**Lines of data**
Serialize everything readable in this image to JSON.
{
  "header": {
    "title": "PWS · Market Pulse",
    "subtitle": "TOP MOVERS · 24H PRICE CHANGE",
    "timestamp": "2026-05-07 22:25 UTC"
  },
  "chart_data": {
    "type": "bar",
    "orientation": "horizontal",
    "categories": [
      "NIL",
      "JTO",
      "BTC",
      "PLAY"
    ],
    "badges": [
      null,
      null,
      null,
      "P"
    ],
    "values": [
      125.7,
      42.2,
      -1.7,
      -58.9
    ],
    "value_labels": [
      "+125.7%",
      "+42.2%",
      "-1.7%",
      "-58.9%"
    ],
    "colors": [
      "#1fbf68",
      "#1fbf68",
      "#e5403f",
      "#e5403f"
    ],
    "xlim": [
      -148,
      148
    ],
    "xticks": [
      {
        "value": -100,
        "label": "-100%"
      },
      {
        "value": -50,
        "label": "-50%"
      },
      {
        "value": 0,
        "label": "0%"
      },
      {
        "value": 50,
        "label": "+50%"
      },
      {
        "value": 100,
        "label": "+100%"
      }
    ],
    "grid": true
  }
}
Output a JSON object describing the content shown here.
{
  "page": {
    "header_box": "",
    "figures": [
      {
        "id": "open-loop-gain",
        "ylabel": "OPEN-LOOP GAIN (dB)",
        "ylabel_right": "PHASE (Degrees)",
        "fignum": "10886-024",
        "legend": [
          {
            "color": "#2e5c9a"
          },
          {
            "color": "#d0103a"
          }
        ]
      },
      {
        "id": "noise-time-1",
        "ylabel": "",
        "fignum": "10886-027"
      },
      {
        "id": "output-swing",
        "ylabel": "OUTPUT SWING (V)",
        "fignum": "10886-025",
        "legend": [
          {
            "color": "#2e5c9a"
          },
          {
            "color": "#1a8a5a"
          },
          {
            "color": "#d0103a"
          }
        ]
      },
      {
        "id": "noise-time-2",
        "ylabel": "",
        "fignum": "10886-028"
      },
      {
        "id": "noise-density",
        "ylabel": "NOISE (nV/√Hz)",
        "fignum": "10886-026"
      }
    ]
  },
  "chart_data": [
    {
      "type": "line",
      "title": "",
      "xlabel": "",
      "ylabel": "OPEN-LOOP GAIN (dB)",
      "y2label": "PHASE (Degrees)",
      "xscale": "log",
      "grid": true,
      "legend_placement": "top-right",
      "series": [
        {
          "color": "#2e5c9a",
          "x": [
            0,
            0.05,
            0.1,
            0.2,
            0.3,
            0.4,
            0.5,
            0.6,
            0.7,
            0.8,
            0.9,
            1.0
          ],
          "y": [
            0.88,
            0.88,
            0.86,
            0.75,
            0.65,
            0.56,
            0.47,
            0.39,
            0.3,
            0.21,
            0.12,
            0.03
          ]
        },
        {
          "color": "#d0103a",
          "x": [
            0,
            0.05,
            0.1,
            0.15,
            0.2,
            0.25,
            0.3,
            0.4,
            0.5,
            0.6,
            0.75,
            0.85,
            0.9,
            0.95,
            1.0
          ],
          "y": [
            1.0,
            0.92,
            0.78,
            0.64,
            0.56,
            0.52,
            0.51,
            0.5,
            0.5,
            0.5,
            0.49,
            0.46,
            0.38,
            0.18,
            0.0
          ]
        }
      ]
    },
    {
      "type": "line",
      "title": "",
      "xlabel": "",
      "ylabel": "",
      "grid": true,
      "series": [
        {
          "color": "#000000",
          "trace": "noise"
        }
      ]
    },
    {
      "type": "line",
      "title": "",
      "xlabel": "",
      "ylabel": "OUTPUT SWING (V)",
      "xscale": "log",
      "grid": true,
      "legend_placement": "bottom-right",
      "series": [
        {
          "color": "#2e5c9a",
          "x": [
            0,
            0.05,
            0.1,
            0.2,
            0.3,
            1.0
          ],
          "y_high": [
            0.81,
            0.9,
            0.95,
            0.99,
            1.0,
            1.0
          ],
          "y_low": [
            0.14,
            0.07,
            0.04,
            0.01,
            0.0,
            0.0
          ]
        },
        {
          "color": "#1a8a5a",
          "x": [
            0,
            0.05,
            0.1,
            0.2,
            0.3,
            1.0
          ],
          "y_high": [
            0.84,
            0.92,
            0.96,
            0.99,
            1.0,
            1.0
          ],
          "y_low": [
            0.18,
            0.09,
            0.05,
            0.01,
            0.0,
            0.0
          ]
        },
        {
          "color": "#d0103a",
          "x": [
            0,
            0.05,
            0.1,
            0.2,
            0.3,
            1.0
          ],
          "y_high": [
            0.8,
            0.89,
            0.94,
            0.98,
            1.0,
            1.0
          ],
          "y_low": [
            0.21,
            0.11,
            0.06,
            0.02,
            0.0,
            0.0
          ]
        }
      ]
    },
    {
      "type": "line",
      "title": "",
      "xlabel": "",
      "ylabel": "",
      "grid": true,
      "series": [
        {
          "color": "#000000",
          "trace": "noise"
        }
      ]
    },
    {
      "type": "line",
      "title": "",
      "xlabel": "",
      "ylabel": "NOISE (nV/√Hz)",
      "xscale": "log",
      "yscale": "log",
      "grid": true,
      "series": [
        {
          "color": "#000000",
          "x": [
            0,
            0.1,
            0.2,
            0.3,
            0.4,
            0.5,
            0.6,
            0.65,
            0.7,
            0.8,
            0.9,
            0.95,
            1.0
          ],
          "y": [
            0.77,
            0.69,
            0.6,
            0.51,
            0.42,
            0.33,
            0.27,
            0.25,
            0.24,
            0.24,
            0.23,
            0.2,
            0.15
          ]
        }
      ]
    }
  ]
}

**DO THIS**
Type the whole listing again, unaltered.

**TASK RESULT**
Serialize everything readable in this image to JSON.
{
  "header": {
    "title": "PWS · Market Pulse",
    "subtitle": "TOP MOVERS · 24H PRICE CHANGE",
    "timestamp": "2026-05-07 22:25 UTC"
  },
  "chart_data": {
    "type": "bar",
    "orientation": "horizontal",
    "categories": [
      "NIL",
      "JTO",
      "BTC",
      "PLAY"
    ],
    "badges": [
      null,
      null,
      null,
      "P"
    ],
    "values": [
      125.7,
      42.2,
      -1.7,
      -58.9
    ],
    "value_labels": [
      "+125.7%",
      "+42.2%",
      "-1.7%",
      "-58.9%"
    ],
    "colors": [
      "#1fbf68",
      "#1fbf68",
      "#e5403f",
      "#e5403f"
    ],
    "xlim": [
      -148,
      148
    ],
    "xticks": [
      {
        "value": -100,
        "label": "-100%"
      },
      {
        "value": -50,
        "label": "-50%"
      },
      {
        "value": 0,
        "label": "0%"
      },
      {
        "value": 50,
        "label": "+50%"
      },
      {
        "value": 100,
        "label": "+100%"
      }
    ],
    "grid": true
  }
}
Output a JSON object describing the content shown here.
{
  "page": {
    "header_box": "",
    "figures": [
      {
        "id": "open-loop-gain",
        "ylabel": "OPEN-LOOP GAIN (dB)",
        "ylabel_right": "PHASE (Degrees)",
        "fignum": "10886-024",
        "legend": [
          {
            "color": "#2e5c9a"
          },
          {
            "color": "#d0103a"
          }
        ]
      },
      {
        "id": "noise-time-1",
        "ylabel": "",
        "fignum": "10886-027"
      },
      {
        "id": "output-swing",
        "ylabel": "OUTPUT SWING (V)",
        "fignum": "10886-025",
        "legend": [
          {
            "color": "#2e5c9a"
          },
          {
            "color": "#1a8a5a"
          },
          {
            "color": "#d0103a"
          }
        ]
      },
      {
        "id": "noise-time-2",
        "ylabel": "",
        "fignum": "10886-028"
      },
      {
        "id": "noise-density",
        "ylabel": "NOISE (nV/√Hz)",
        "fignum": "10886-026"
      }
    ]
  },
  "chart_data": [
    {
      "type": "line",
      "title": "",
      "xlabel": "",
      "ylabel": "OPEN-LOOP GAIN (dB)",
      "y2label": "PHASE (Degrees)",
      "xscale": "log",
      "grid": true,
      "legend_placement": "top-right",
      "series": [
        {
          "color": "#2e5c9a",
          "x": [
            0,
            0.05,
            0.1,
            0.2,
            0.3,
            0.4,
            0.5,
            0.6,
            0.7,
            0.8,
            0.9,
            1.0
          ],
          "y": [
            0.88,
            0.88,
            0.86,
            0.75,
            0.65,
            0.56,
            0.47,
            0.39,
            0.3,
            0.21,
            0.12,
            0.03
          ]
        },
        {
          "color": "#d0103a",
          "x": [
            0,
            0.05,
            0.1,
            0.15,
            0.2,
            0.25,
            0.3,
            0.4,
            0.5,
            0.6,
            0.75,
            0.85,
            0.9,
            0.95,
            1.0
          ],
          "y": [
            1.0,
            0.92,
            0.78,
            0.64,
            0.56,
            0.52,
            0.51,
            0.5,
            0.5,
            0.5,
            0.49,
            0.46,
            0.38,
            0.18,
            0.0
          ]
        }
      ]
    },
    {
      "type": "line",
      "title": "",
      "xlabel": "",
      "ylabel": "",
      "grid": true,
      "series": [
        {
          "color": "#000000",
          "trace": "noise"
        }
      ]
    },
    {
      "type": "line",
      "title": "",
      "xlabel": "",
      "ylabel": "OUTPUT SWING (V)",
      "xscale": "log",
      "grid": true,
      "legend_placement": "bottom-right",
      "series": [
        {
          "color": "#2e5c9a",
          "x": [
            0,
            0.05,
            0.1,
            0.2,
            0.3,
            1.0
          ],
          "y_high": [
            0.81,
            0.9,
            0.95,
            0.99,
            1.0,
            1.0
          ],
          "y_low": [
            0.14,
            0.07,
            0.04,
            0.01,
            0.0,
            0.0
          ]
        },
        {
          "color": "#1a8a5a",
          "x": [
            0,
            0.05,
            0.1,
            0.2,
            0.3,
            1.0
          ],
          "y_high": [
            0.84,
            0.92,
            0.96,
            0.99,
            1.0,
            1.0
          ],
          "y_low": [
            0.18,
            0.09,
            0.05,
            0.01,
            0.0,
            0.0
          ]
        },
        {
          "color": "#d0103a",
          "x": [
            0,
            0.05,
            0.1,
            0.2,
            0.3,
            1.0
          ],
          "y_high": [
            0.8,
            0.89,
            0.94,
            0.98,
            1.0,
            1.0
          ],
          "y_low": [
            0.21,
            0.11,
            0.06,
            0.02,
            0.0,
            0.0
          ]
        }
      ]
    },
    {
      "type": "line",
      "title": "",
      "xlabel": "",
      "ylabel": "",
      "grid": true,
      "series": [
        {
          "color": "#000000",
          "trace": "noise"
        }
      ]
    },
    {
      "type": "line",
      "title": "",
      "xlabel": "",
      "ylabel": "NOISE (nV/√Hz)",
      "xscale": "log",
      "yscale": "log",
      "grid": true,
      "series": [
        {
          "color": "#000000",
          "x": [
            0,
            0.1,
            0.2,
            0.3,
            0.4,
            0.5,
            0.6,
            0.65,
            0.7,
            0.8,
            0.9,
            0.95,
            1.0
          ],
          "y": [
            0.77,
            0.69,
            0.6,
            0.51,
            0.42,
            0.33,
            0.27,
            0.25,
            0.24,
            0.24,
            0.23,
            0.2,
            0.15
          ]
        }
      ]
    }
  ]
}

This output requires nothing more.